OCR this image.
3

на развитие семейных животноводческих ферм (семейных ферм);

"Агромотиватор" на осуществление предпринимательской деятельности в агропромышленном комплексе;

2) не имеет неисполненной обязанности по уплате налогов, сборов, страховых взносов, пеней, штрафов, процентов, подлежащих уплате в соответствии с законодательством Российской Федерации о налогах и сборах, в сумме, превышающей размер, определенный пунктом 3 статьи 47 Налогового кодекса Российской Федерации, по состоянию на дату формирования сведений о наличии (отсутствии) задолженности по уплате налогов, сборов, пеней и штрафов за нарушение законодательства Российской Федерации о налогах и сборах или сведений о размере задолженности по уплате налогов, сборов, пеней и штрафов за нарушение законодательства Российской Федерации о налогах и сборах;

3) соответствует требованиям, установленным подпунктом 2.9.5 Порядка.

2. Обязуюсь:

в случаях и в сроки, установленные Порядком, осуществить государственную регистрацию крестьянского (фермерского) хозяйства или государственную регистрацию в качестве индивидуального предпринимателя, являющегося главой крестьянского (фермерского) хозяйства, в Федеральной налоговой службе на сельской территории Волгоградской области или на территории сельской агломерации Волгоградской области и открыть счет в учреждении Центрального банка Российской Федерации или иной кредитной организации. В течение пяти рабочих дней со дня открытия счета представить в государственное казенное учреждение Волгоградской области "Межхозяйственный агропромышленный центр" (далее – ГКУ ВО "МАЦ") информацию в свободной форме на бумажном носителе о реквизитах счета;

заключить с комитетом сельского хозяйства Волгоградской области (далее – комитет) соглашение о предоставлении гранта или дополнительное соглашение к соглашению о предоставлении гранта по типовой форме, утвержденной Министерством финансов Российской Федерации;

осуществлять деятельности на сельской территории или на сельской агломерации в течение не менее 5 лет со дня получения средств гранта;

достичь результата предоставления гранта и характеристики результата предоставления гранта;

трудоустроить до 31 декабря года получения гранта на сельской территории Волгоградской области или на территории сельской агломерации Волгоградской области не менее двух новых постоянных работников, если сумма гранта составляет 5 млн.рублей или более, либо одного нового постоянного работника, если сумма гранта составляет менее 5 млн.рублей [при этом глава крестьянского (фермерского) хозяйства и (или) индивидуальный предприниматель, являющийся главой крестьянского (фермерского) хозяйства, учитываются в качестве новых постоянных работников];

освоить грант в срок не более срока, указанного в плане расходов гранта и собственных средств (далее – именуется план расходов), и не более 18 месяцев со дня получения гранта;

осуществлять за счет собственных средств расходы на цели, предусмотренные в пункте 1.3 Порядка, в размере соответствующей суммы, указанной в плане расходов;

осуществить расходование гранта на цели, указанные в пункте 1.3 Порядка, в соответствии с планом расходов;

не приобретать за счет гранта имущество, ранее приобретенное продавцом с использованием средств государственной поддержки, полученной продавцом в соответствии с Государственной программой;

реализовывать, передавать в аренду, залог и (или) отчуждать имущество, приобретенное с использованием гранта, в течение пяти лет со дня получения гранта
—————
WORK TO COMPLETE> Pull every line containing the word "менее" out of the entries above.

EXPECTED ANSWER>
осуществлять деятельности на сельской территории или на сельской агломерации в течение не менее 5 лет со дня получения средств гранта;
трудоустроить до 31 декабря года получения гранта на сельской территории Волгоградской области или на территории сельской агломерации Волгоградской области не менее двух новых постоянных работников, если сумма гранта составляет 5 млн.рублей или более, либо одного нового постоянного работника, если сумма гранта составляет менее 5 млн.рублей [при этом глава крестьянского (фермерского) хозяйства и (или) индивидуальный предприниматель, являющийся главой крестьянского (фермерского) хозяйства, учитываются в качестве новых постоянных работников];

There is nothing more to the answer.